WHAT TO PRODUCE:
Omit every picture and output the rest of the records exactly as they are.

--- Start RECORD EXTRACTS ---

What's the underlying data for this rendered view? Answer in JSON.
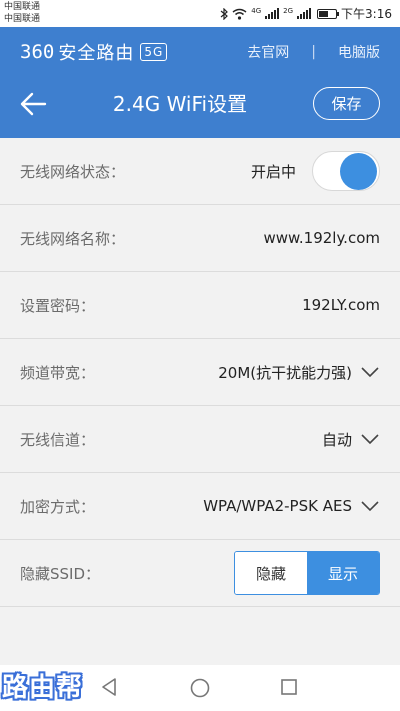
{
  "status_bar": {
    "carrier_1": "中国联通",
    "carrier_2": "中国联通",
    "net_1": "4G",
    "net_2": "2G",
    "time": "下午3:16",
    "battery_level": 0.55,
    "icons": [
      "bluetooth-icon",
      "wifi-icon",
      "signal-icon",
      "signal-icon",
      "battery-icon"
    ]
  },
  "header": {
    "brand_num": "360",
    "brand_text": "安全路由",
    "brand_badge": "5G",
    "link_official": "去官网",
    "link_separator": "|",
    "link_pc": "电脑版",
    "title": "2.4G WiFi设置",
    "save_label": "保存",
    "back_icon": "back-arrow-icon",
    "background_color": "#3e7fcf"
  },
  "settings": {
    "wireless_status": {
      "label": "无线网络状态：",
      "value": "开启中",
      "enabled": true
    },
    "ssid": {
      "label": "无线网络名称：",
      "value": "www.192ly.com"
    },
    "password": {
      "label": "设置密码：",
      "value": "192LY.com"
    },
    "bandwidth": {
      "label": "频道带宽：",
      "value": "20M(抗干扰能力强)"
    },
    "channel": {
      "label": "无线信道：",
      "value": "自动"
    },
    "encryption": {
      "label": "加密方式：",
      "value": "WPA/WPA2-PSK AES"
    },
    "hide_ssid": {
      "label": "隐藏SSID：",
      "option_hide": "隐藏",
      "option_show": "显示",
      "selected": "显示"
    }
  },
  "accent_color": "#3d8fe0",
  "watermark": "路由帮"
}
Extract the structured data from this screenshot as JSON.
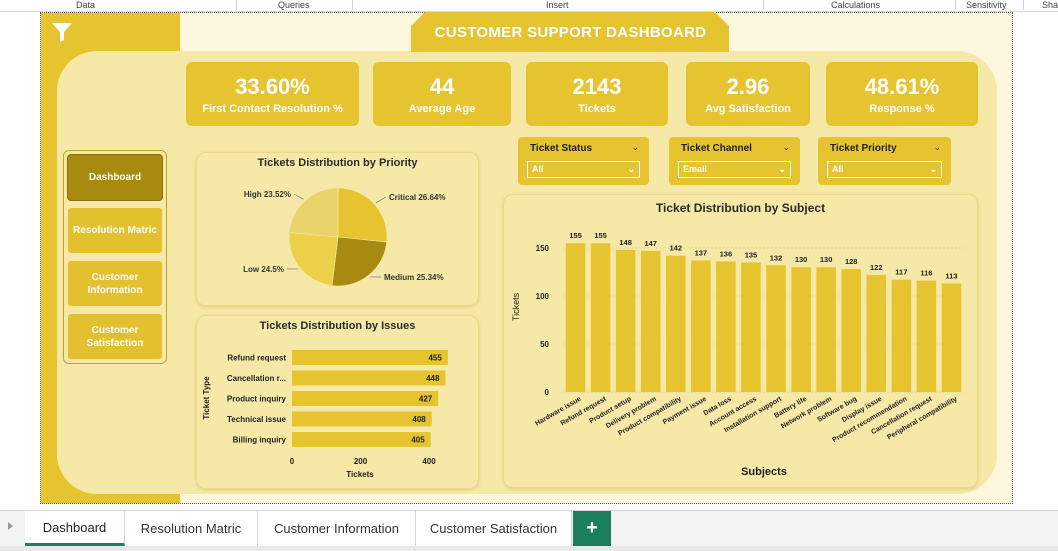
{
  "ribbon": [
    "Data",
    "Queries",
    "Insert",
    "Calculations",
    "Sensitivity",
    "Sha"
  ],
  "dashboard_title": "CUSTOMER SUPPORT DASHBOARD",
  "kpis": [
    {
      "value": "33.60%",
      "label": "First Contact Resolution %"
    },
    {
      "value": "44",
      "label": "Average Age"
    },
    {
      "value": "2143",
      "label": "Tickets"
    },
    {
      "value": "2.96",
      "label": "Avg Satisfaction"
    },
    {
      "value": "48.61%",
      "label": "Response %"
    }
  ],
  "nav": [
    {
      "label": "Dashboard",
      "active": true
    },
    {
      "label": "Resolution Matric",
      "active": false
    },
    {
      "label": "Customer Information",
      "active": false
    },
    {
      "label": "Customer Satisfaction",
      "active": false
    }
  ],
  "slicers": [
    {
      "label": "Ticket Status",
      "value": "All"
    },
    {
      "label": "Ticket Channel",
      "value": "Email"
    },
    {
      "label": "Ticket Priority",
      "value": "All"
    }
  ],
  "tabs": [
    {
      "label": "Dashboard",
      "active": true
    },
    {
      "label": "Resolution Matric",
      "active": false
    },
    {
      "label": "Customer Information",
      "active": false
    },
    {
      "label": "Customer Satisfaction",
      "active": false
    }
  ],
  "add_tab_label": "+",
  "colors": {
    "accent": "#e6c42f",
    "dark": "#a88a10",
    "panel": "#f6e9a8",
    "tab_green": "#1b7f5e"
  },
  "icons": {
    "filter": "filter-icon",
    "chevron": "chevron-down-icon",
    "add": "plus-icon"
  },
  "chart_data": [
    {
      "type": "pie",
      "title": "Tickets Distribution by Priority",
      "slices": [
        {
          "name": "Critical",
          "label": "Critical 26.64%",
          "value": 26.64,
          "color": "#e6c42f"
        },
        {
          "name": "Medium",
          "label": "Medium 25.34%",
          "value": 25.34,
          "color": "#a88a10"
        },
        {
          "name": "Low",
          "label": "Low 24.5%",
          "value": 24.5,
          "color": "#edd04a"
        },
        {
          "name": "High",
          "label": "High 23.52%",
          "value": 23.52,
          "color": "#ebd36b"
        }
      ]
    },
    {
      "type": "bar",
      "orientation": "horizontal",
      "title": "Tickets Distribution by Issues",
      "categories": [
        "Refund request",
        "Cancellation r...",
        "Product inquiry",
        "Technical issue",
        "Billing inquiry"
      ],
      "values": [
        455,
        448,
        427,
        408,
        405
      ],
      "xlabel": "Tickets",
      "ylabel": "Ticket Type",
      "xticks": [
        0,
        200,
        400
      ],
      "xlim": [
        0,
        470
      ]
    },
    {
      "type": "bar",
      "title": "Ticket Distribution by Subject",
      "categories": [
        "Hardware issue",
        "Refund request",
        "Product setup",
        "Delivery problem",
        "Product compatibility",
        "Payment issue",
        "Data loss",
        "Account access",
        "Installation support",
        "Battery life",
        "Network problem",
        "Software bug",
        "Display issue",
        "Product recommendation",
        "Cancellation request",
        "Peripheral compatibility"
      ],
      "values": [
        155,
        155,
        148,
        147,
        142,
        137,
        136,
        135,
        132,
        130,
        130,
        128,
        122,
        117,
        116,
        113
      ],
      "xlabel": "Subjects",
      "ylabel": "Tickets",
      "yticks": [
        0,
        50,
        100,
        150
      ],
      "ylim": [
        0,
        160
      ],
      "grid": true
    }
  ]
}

--- End RECORD EXTRACTS ---

SOLUTION TO THIS EXERCISE:
What's the underlying data for this rendered view? Answer in JSON.
{
  "status_bar": {
    "carrier_1": "中国联通",
    "carrier_2": "中国联通",
    "net_1": "4G",
    "net_2": "2G",
    "time": "下午3:16",
    "battery_level": 0.55,
    "icons": [
      "bluetooth-icon",
      "wifi-icon",
      "signal-icon",
      "signal-icon",
      "battery-icon"
    ]
  },
  "header": {
    "brand_num": "360",
    "brand_text": "安全路由",
    "brand_badge": "5G",
    "link_official": "去官网",
    "link_separator": "|",
    "link_pc": "电脑版",
    "title": "2.4G WiFi设置",
    "save_label": "保存",
    "back_icon": "back-arrow-icon",
    "background_color": "#3e7fcf"
  },
  "settings": {
    "wireless_status": {
      "label": "无线网络状态：",
      "value": "开启中",
      "enabled": true
    },
    "ssid": {
      "label": "无线网络名称：",
      "value": "www.192ly.com"
    },
    "password": {
      "label": "设置密码：",
      "value": "192LY.com"
    },
    "bandwidth": {
      "label": "频道带宽：",
      "value": "20M(抗干扰能力强)"
    },
    "channel": {
      "label": "无线信道：",
      "value": "自动"
    },
    "encryption": {
      "label": "加密方式：",
      "value": "WPA/WPA2-PSK AES"
    },
    "hide_ssid": {
      "label": "隐藏SSID：",
      "option_hide": "隐藏",
      "option_show": "显示",
      "selected": "显示"
    }
  },
  "accent_color": "#3d8fe0",
  "watermark": "路由帮"
}
Extract the structured data from this screenshot as JSON.
{
  "ribbon": [
    "Data",
    "Queries",
    "Insert",
    "Calculations",
    "Sensitivity",
    "Sha"
  ],
  "dashboard_title": "CUSTOMER SUPPORT DASHBOARD",
  "kpis": [
    {
      "value": "33.60%",
      "label": "First Contact Resolution %"
    },
    {
      "value": "44",
      "label": "Average Age"
    },
    {
      "value": "2143",
      "label": "Tickets"
    },
    {
      "value": "2.96",
      "label": "Avg Satisfaction"
    },
    {
      "value": "48.61%",
      "label": "Response %"
    }
  ],
  "nav": [
    {
      "label": "Dashboard",
      "active": true
    },
    {
      "label": "Resolution Matric",
      "active": false
    },
    {
      "label": "Customer Information",
      "active": false
    },
    {
      "label": "Customer Satisfaction",
      "active": false
    }
  ],
  "slicers": [
    {
      "label": "Ticket Status",
      "value": "All"
    },
    {
      "label": "Ticket Channel",
      "value": "Email"
    },
    {
      "label": "Ticket Priority",
      "value": "All"
    }
  ],
  "tabs": [
    {
      "label": "Dashboard",
      "active": true
    },
    {
      "label": "Resolution Matric",
      "active": false
    },
    {
      "label": "Customer Information",
      "active": false
    },
    {
      "label": "Customer Satisfaction",
      "active": false
    }
  ],
  "add_tab_label": "+",
  "colors": {
    "accent": "#e6c42f",
    "dark": "#a88a10",
    "panel": "#f6e9a8",
    "tab_green": "#1b7f5e"
  },
  "icons": {
    "filter": "filter-icon",
    "chevron": "chevron-down-icon",
    "add": "plus-icon"
  },
  "chart_data": [
    {
      "type": "pie",
      "title": "Tickets Distribution by Priority",
      "slices": [
        {
          "name": "Critical",
          "label": "Critical 26.64%",
          "value": 26.64,
          "color": "#e6c42f"
        },
        {
          "name": "Medium",
          "label": "Medium 25.34%",
          "value": 25.34,
          "color": "#a88a10"
        },
        {
          "name": "Low",
          "label": "Low 24.5%",
          "value": 24.5,
          "color": "#edd04a"
        },
        {
          "name": "High",
          "label": "High 23.52%",
          "value": 23.52,
          "color": "#ebd36b"
        }
      ]
    },
    {
      "type": "bar",
      "orientation": "horizontal",
      "title": "Tickets Distribution by Issues",
      "categories": [
        "Refund request",
        "Cancellation r...",
        "Product inquiry",
        "Technical issue",
        "Billing inquiry"
      ],
      "values": [
        455,
        448,
        427,
        408,
        405
      ],
      "xlabel": "Tickets",
      "ylabel": "Ticket Type",
      "xticks": [
        0,
        200,
        400
      ],
      "xlim": [
        0,
        470
      ]
    },
    {
      "type": "bar",
      "title": "Ticket Distribution by Subject",
      "categories": [
        "Hardware issue",
        "Refund request",
        "Product setup",
        "Delivery problem",
        "Product compatibility",
        "Payment issue",
        "Data loss",
        "Account access",
        "Installation support",
        "Battery life",
        "Network problem",
        "Software bug",
        "Display issue",
        "Product recommendation",
        "Cancellation request",
        "Peripheral compatibility"
      ],
      "values": [
        155,
        155,
        148,
        147,
        142,
        137,
        136,
        135,
        132,
        130,
        130,
        128,
        122,
        117,
        116,
        113
      ],
      "xlabel": "Subjects",
      "ylabel": "Tickets",
      "yticks": [
        0,
        50,
        100,
        150
      ],
      "ylim": [
        0,
        160
      ],
      "grid": true
    }
  ]
}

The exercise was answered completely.